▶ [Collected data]
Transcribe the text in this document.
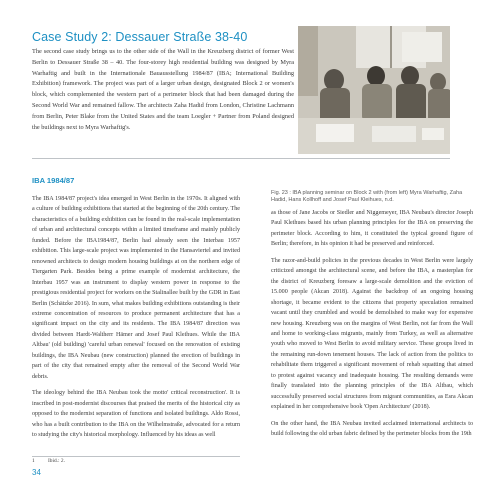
Case Study 2: Dessauer Straße 38-40
The second case study brings us to the other side of the Wall in the Kreuzberg district of former West Berlin to Dessauer Straße 38 – 40. The four-storey high residential building was designed by Myra Warhaftig and built in the Internationale Bauausstellung 1984/87 (IBA; International Building Exhibition) framework. The project was part of a larger urban design, designated Block 2 or women's block, which complemented the western part of a perimeter block that had been damaged during the Second World War and remained fallow. The architects Zaha Hadid from London, Christine Lachmann from Berlin, Peter Blake from the United States and the team Loegler + Partner from Poland designed the buildings next to Myra Warhaftig's.
IBA 1984/87

The IBA 1984/87 project's idea emerged in West Berlin in the 1970s. It aligned with a culture of building exhibitions that started at the beginning of the 20th century. The characteristics of a building exhibition can be found in the real-scale implementation of urban and architectural concepts within a limited timeframe and mainly publicly funded. Before the IBA1984/87, Berlin had already seen the Interbau 1957 exhibition. This large-scale project was implemented in the Hansaviertel and invited renowned architects to design modern housing buildings at on the northern edge of Tiergarten Park. Besides being a prime example of modernist architecture, the Interbau 1957 was an instrument to display western power in response to the prestigious residential project for workers on the Stalinallee built by the GDR in East Berlin (Schätzke 2016). In sum, what makes building exhibitions outstanding is their extreme concentration of resources to produce permanent architecture that has a significant impact on the city and its residents. The IBA 1984/87 direction was divided between Hardt-Waltherr Hämer and Josef Paul Kleihues. While the IBA Altbau' (old building) 'careful urban renewal' focused on the renovation of existing buildings, the IBA Neubau (new construction) planned the erection of buildings in part of the city that remained empty after the removal of the Second World War debris.

The ideology behind the IBA Neubau took the motto' critical reconstruction'. It is inscribed in post-modernist discourses that praised the merits of the historical city as opposed to the modernist separation of functions and isolated buildings. Aldo Rossi, who has a built contribution to the IBA on the Wilhelmstraße, advocated for a return to studying the city's historical morphology. Influenced by his ideas as well

Fig. 23 : IBA planning seminar on Block 2 with (from left) Myra Warhaftig, Zaha Hadid, Hans Kollhoff and Josef Paul Kleihues, n.d.

as those of Jane Jacobs or Siedler and Niggemeyer, IBA Neubau's director Joseph Paul Kleihues based his urban planning principles for the IBA on preserving the perimeter block. According to him, it constituted the typical ground figure of Berlin; therefore, in his opinion it had be preserved and reinforced.

The razor-and-build policies in the previous decades in West Berlin were largely criticized amongst the architectural scene, and before the IBA, a masterplan for the district of Kreuzberg foresaw a large-scale demolition and the eviction of 15.000 people (Akcan 2018). Against the backdrop of an ongoing housing shortage, it became evident to the citizens that property speculation remained vacant until they crumbled and would be demolished to make way for expensive new housing. Kreuzberg was on the margins of West Berlin, not far from the Wall and home to working-class migrants, mainly from Turkey, as well as alternative youth who moved to West Berlin to avoid military service. These groups lived in the remaining run-down tenement houses. The lack of action from the politics to rehabilitate them triggered a significant movement of rehab squatting that aimed to protest against vacancy and inadequate housing. The resulting demands were finally translated into the planning principles of the IBA Altbau, which successfully preserved social structures from migrant communities, as Esra Akcan explained in her comprehensive book 'Open Architecture' (2018).

On the other hand, the IBA Neubau invited acclaimed international architects to build following the old urban fabric defined by the perimeter blocks from the 19th

1 Ibid.: 2.
34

▶ [REQUIRED TASK] Find the lines containing "principles" and pull them out.

▶ [IN RESPONSE]
as those of Jane Jacobs or Siedler and Niggemeyer, IBA Neubau's director Joseph Paul Kleihues based his urban planning principles for the IBA on preserving the perimeter block. According to him, it constituted the typical ground figure of Berlin; therefore, in his opinion it had be preserved and reinforced.
The razor-and-build policies in the previous decades in West Berlin were largely criticized amongst the architectural scene, and before the IBA, a masterplan for the district of Kreuzberg foresaw a large-scale demolition and the eviction of 15.000 people (Akcan 2018). Against the backdrop of an ongoing housing shortage, it became evident to the citizens that property speculation remained vacant until they crumbled and would be demolished to make way for expensive new housing. Kreuzberg was on the margins of West Berlin, not far from the Wall and home to working-class migrants, mainly from Turkey, as well as alternative youth who moved to West Berlin to avoid military service. These groups lived in the remaining run-down tenement houses. The lack of action from the politics to rehabilitate them triggered a significant movement of rehab squatting that aimed to protest against vacancy and inadequate housing. The resulting demands were finally translated into the planning principles of the IBA Altbau, which successfully preserved social structures from migrant communities, as Esra Akcan explained in her comprehensive book 'Open Architecture' (2018).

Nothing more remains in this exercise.